-- Start --
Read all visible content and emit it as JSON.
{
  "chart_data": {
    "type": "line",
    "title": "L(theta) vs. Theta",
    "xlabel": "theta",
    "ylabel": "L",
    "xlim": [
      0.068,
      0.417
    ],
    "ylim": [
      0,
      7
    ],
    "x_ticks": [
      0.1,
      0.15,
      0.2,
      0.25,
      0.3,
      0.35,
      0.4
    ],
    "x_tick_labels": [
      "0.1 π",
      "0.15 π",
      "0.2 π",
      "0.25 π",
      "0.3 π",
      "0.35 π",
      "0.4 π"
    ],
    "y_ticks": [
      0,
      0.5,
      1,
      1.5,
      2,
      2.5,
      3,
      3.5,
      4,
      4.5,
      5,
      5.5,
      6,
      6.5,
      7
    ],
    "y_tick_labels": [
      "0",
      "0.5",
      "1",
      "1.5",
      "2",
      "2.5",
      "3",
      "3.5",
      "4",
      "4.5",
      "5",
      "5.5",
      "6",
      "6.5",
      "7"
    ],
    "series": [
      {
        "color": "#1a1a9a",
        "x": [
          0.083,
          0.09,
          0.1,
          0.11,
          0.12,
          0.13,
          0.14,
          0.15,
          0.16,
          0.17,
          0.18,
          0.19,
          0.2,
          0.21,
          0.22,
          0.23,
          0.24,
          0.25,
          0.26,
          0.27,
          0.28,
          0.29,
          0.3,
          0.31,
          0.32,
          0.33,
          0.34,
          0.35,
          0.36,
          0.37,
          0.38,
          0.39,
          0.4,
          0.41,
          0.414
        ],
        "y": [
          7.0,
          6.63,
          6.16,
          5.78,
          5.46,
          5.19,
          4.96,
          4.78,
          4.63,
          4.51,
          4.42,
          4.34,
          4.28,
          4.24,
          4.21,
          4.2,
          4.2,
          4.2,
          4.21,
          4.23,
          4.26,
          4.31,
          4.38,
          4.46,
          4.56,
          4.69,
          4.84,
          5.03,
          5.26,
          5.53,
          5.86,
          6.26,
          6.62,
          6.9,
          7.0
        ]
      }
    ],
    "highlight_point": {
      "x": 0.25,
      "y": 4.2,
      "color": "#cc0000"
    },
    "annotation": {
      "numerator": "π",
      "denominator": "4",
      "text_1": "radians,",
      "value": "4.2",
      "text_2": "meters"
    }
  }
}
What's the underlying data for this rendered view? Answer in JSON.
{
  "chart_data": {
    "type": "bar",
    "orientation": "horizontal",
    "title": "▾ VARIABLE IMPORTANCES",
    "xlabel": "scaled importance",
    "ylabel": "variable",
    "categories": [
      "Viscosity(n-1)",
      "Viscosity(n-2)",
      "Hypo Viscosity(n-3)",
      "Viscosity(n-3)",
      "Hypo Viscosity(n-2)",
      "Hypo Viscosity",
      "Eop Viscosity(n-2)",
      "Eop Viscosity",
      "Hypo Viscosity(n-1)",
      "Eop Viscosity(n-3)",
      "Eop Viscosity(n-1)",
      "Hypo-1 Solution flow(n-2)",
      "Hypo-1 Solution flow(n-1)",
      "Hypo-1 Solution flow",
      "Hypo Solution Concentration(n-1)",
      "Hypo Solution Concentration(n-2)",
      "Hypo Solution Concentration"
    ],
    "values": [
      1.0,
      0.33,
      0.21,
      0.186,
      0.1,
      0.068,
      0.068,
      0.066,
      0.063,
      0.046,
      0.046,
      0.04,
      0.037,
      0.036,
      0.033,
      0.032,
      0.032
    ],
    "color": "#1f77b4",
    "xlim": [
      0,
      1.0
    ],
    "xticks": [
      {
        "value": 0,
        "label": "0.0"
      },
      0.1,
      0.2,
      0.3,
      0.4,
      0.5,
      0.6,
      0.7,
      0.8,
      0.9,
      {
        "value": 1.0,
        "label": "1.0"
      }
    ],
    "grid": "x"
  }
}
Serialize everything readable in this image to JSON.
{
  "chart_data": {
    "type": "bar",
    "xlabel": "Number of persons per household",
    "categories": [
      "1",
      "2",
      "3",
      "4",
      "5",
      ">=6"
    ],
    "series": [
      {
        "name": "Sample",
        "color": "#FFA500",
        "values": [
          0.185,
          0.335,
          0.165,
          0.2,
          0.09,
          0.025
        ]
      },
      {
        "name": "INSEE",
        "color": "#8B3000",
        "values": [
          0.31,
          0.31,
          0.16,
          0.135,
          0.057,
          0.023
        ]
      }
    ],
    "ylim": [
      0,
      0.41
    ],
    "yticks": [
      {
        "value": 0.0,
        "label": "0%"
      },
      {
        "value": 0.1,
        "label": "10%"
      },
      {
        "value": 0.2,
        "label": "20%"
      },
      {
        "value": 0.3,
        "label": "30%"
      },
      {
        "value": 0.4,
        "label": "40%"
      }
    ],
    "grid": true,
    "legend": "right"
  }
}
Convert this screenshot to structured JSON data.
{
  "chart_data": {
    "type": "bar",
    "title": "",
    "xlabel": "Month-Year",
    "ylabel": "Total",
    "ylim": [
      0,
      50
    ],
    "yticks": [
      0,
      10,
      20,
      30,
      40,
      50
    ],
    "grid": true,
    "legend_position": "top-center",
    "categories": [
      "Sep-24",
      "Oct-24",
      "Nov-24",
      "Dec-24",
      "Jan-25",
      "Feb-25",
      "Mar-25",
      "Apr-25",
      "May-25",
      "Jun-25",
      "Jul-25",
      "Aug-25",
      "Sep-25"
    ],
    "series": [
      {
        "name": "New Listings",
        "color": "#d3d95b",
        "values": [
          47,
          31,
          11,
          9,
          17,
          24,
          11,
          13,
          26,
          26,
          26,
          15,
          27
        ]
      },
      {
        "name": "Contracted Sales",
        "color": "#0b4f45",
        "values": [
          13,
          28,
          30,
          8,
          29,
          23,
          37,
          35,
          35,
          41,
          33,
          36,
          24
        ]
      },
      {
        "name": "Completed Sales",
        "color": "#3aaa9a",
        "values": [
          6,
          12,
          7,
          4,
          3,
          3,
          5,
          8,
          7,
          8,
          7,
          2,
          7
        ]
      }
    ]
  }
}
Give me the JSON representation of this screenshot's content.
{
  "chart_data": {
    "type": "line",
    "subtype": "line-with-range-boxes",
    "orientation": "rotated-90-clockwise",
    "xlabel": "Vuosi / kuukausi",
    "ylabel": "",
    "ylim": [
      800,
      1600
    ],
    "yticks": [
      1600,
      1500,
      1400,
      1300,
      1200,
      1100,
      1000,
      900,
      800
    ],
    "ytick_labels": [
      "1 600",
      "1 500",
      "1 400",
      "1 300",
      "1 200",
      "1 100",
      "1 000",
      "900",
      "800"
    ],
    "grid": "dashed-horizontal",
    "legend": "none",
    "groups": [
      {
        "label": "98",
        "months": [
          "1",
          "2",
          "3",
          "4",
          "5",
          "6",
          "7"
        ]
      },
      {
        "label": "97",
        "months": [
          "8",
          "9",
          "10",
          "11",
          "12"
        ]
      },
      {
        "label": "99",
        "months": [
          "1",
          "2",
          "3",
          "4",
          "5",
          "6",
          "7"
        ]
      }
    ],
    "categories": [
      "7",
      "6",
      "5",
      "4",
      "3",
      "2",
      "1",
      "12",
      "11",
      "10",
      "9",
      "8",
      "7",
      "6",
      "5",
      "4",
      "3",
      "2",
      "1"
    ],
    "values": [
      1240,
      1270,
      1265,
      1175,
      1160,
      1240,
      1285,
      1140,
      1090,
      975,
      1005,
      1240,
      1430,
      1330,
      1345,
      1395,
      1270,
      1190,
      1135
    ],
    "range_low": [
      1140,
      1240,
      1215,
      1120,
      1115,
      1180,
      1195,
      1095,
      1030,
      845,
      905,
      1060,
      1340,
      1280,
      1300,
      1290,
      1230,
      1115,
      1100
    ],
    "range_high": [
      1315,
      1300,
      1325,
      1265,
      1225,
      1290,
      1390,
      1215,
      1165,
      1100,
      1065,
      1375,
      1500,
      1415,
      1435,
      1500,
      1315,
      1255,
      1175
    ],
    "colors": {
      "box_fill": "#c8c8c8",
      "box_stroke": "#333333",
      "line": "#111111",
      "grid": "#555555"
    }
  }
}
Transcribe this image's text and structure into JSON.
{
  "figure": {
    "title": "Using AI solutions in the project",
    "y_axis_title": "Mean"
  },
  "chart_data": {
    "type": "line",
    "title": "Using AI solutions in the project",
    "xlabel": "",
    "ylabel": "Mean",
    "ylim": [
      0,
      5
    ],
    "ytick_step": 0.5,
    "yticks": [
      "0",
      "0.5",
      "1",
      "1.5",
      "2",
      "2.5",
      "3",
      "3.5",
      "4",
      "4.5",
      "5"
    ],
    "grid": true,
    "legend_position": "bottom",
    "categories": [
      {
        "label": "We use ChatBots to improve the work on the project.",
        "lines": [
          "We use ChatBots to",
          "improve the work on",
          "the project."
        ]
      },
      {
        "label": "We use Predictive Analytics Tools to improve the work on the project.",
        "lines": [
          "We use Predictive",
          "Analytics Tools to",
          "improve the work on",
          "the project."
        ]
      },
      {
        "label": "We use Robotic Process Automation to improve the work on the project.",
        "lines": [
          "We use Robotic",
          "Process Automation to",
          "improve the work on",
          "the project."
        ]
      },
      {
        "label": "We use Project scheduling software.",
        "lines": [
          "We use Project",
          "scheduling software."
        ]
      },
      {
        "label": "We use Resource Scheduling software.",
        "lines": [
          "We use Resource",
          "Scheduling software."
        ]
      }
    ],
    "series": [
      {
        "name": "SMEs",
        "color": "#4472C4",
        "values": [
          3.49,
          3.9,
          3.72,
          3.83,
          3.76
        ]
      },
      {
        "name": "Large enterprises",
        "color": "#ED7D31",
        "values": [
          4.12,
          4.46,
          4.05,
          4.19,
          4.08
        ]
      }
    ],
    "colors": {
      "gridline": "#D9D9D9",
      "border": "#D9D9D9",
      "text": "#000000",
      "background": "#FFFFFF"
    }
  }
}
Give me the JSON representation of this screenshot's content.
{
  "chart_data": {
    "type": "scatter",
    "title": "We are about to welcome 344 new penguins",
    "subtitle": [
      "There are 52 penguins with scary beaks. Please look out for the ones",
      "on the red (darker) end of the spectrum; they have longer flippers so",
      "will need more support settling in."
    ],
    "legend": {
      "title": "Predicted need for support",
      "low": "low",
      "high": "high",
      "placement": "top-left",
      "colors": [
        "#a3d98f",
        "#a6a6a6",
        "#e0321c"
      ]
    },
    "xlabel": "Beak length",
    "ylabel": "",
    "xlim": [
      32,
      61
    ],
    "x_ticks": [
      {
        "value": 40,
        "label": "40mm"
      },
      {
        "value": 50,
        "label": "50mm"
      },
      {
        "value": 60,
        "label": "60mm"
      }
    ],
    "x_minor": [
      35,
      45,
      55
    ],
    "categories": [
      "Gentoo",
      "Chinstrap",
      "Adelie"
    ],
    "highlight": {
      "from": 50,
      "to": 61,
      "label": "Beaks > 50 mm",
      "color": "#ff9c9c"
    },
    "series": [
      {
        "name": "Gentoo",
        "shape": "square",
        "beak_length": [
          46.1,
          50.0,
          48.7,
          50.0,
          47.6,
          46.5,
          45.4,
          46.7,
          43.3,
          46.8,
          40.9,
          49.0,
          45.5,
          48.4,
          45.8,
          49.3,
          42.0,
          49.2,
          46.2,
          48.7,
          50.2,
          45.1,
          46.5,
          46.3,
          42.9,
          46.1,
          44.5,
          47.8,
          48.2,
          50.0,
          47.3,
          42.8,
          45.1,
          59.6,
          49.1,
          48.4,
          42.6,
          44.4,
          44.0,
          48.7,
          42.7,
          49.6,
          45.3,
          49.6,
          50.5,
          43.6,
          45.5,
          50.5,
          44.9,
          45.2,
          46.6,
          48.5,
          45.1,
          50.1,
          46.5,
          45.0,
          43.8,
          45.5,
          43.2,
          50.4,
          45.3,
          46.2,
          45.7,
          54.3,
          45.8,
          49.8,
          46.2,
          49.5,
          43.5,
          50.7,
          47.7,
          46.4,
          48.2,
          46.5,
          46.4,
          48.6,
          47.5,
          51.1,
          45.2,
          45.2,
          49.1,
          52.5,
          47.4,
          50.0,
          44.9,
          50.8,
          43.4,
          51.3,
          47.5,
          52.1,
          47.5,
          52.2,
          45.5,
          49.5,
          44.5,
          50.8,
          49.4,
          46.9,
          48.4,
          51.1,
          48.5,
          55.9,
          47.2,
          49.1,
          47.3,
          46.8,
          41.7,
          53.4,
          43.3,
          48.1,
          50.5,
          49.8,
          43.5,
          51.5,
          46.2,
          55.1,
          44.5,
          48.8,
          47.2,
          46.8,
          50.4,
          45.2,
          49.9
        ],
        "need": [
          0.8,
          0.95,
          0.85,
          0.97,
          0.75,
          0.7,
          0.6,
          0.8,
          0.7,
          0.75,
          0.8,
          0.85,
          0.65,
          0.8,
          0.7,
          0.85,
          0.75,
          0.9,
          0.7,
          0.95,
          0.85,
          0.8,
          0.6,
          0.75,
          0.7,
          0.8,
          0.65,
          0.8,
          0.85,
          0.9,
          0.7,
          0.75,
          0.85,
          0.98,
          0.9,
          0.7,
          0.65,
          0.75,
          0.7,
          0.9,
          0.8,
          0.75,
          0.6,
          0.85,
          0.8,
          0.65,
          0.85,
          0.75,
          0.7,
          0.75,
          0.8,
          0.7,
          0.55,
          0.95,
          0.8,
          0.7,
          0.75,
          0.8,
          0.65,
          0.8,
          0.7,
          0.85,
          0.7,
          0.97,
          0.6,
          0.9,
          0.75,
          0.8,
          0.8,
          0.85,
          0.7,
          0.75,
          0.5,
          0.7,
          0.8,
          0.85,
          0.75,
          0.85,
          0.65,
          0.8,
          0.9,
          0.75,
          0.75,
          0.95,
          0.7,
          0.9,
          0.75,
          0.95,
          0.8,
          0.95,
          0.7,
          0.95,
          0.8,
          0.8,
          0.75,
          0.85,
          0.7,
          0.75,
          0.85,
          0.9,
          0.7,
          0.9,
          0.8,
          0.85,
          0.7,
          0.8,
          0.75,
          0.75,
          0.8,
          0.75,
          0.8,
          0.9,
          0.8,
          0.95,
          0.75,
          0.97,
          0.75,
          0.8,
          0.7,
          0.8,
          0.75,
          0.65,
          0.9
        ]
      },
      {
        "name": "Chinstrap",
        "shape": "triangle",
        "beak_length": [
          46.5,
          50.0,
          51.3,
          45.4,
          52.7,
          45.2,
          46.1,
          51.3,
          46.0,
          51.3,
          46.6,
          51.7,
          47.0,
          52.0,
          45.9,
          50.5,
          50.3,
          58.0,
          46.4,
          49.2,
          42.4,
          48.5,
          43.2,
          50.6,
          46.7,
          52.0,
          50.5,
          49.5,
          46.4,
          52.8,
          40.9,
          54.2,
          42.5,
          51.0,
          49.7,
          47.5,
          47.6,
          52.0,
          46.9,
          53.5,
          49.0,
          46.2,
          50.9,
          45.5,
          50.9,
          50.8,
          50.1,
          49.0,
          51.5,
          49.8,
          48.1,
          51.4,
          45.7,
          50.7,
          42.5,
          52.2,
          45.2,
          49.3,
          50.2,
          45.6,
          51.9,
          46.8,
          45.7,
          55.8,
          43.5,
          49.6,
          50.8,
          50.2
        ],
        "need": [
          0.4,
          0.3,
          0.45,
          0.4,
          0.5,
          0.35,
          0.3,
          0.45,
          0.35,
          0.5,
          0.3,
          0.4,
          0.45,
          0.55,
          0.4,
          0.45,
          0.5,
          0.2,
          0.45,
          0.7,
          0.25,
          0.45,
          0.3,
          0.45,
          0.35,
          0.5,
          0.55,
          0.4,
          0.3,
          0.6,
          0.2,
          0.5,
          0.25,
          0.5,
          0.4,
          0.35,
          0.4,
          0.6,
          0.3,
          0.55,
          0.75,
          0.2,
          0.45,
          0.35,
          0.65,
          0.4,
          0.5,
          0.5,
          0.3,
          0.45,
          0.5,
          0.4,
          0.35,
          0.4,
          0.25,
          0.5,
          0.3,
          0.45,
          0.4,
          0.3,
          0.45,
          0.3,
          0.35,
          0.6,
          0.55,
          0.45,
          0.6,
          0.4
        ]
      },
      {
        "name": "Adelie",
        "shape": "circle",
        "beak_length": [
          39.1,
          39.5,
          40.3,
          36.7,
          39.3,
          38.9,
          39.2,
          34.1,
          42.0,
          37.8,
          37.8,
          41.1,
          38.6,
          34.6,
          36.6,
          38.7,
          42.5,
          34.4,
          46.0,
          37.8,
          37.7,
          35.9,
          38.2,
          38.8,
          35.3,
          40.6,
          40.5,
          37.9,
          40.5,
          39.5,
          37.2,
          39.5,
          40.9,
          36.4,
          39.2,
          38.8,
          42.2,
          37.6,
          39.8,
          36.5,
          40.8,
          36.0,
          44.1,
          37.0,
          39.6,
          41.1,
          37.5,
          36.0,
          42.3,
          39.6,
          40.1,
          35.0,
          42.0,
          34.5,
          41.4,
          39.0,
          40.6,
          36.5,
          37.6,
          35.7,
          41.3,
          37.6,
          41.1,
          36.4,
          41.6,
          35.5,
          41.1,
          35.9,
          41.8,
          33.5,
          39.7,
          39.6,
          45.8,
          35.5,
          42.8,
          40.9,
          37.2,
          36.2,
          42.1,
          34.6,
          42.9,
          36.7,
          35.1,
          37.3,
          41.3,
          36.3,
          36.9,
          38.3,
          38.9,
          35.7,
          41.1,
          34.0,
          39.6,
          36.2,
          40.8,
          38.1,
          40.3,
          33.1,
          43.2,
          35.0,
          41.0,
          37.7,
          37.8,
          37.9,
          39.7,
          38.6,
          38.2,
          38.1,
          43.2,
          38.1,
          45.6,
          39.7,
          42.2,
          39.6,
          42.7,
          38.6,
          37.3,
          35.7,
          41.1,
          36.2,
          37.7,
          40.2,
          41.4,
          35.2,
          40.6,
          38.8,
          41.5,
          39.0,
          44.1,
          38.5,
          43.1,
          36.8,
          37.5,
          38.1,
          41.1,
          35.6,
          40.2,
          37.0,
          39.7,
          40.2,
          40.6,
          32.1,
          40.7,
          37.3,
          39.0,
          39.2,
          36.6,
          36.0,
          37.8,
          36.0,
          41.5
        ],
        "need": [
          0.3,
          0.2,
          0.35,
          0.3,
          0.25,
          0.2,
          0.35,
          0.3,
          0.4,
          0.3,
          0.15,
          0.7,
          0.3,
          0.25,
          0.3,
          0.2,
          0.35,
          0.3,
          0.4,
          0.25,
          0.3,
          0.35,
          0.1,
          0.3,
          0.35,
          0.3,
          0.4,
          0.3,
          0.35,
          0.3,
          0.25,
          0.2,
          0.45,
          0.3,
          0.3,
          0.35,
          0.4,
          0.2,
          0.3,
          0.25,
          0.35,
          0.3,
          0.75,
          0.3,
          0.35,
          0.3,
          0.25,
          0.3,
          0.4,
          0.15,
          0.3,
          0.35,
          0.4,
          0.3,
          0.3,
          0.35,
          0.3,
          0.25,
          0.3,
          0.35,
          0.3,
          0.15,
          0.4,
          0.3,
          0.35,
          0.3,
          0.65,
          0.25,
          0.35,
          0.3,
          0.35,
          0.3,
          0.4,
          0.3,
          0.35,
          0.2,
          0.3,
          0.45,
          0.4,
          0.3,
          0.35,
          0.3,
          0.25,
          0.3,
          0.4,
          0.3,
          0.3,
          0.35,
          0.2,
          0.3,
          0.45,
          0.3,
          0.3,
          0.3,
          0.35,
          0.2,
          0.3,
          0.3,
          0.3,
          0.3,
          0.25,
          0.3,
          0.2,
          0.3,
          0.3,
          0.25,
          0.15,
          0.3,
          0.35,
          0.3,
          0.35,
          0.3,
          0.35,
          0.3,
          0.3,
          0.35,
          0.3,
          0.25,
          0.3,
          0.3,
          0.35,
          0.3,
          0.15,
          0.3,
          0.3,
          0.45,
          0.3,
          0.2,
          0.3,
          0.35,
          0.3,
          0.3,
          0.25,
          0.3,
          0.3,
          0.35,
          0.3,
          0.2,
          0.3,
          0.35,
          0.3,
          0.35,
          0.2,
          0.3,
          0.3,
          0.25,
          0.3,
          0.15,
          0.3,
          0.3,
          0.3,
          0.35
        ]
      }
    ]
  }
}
-- End --
**Instruction:** Gather every line from the listing above in which "name" appears, and copy those lines.

**Exercise response:**
        "name": "Sample",
        "name": "INSEE",
        "name": "New Listings",
        "name": "Contracted Sales",
        "name": "Completed Sales",
        "name": "SMEs",
        "name": "Large enterprises",
        "name": "Gentoo",
        "name": "Chinstrap",
        "name": "Adelie",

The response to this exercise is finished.